(Written instruction) From the entries that follow, list every line in which the string "username" appears.

(Entries)
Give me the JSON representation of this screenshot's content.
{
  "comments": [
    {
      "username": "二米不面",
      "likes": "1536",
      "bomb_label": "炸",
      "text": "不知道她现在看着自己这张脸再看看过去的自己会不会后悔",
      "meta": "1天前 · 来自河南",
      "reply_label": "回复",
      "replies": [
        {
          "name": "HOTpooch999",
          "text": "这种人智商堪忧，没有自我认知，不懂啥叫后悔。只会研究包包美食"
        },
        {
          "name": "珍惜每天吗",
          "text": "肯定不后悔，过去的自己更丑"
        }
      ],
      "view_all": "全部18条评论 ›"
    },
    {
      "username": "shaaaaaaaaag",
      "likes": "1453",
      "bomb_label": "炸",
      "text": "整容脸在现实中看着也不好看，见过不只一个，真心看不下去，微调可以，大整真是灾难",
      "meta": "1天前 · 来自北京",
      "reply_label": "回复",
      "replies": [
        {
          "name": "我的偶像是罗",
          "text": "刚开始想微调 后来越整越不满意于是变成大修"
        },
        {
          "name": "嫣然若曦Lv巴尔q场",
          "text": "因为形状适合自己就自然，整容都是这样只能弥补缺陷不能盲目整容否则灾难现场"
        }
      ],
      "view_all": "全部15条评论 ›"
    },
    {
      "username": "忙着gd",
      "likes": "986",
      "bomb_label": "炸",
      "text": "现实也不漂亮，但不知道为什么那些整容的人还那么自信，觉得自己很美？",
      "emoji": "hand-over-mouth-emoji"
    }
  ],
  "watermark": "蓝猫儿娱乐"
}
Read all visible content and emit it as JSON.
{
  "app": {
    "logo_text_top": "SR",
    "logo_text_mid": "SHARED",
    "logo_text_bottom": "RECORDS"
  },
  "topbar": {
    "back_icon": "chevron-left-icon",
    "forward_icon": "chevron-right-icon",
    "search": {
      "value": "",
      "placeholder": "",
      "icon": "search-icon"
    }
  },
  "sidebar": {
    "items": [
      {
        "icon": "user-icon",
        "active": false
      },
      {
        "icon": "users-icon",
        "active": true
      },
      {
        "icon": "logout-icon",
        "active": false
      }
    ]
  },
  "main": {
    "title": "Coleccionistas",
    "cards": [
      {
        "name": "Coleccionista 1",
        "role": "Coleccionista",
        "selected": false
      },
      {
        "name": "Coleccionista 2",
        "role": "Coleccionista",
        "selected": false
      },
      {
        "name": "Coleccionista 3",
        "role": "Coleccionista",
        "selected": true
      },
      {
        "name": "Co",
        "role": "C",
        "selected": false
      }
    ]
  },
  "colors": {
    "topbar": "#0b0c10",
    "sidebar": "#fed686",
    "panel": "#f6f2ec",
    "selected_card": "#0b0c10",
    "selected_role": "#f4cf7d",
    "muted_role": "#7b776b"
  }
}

(Solved problem)
      "username": "二米不面",
      "username": "shaaaaaaaaag",
      "username": "忙着gd",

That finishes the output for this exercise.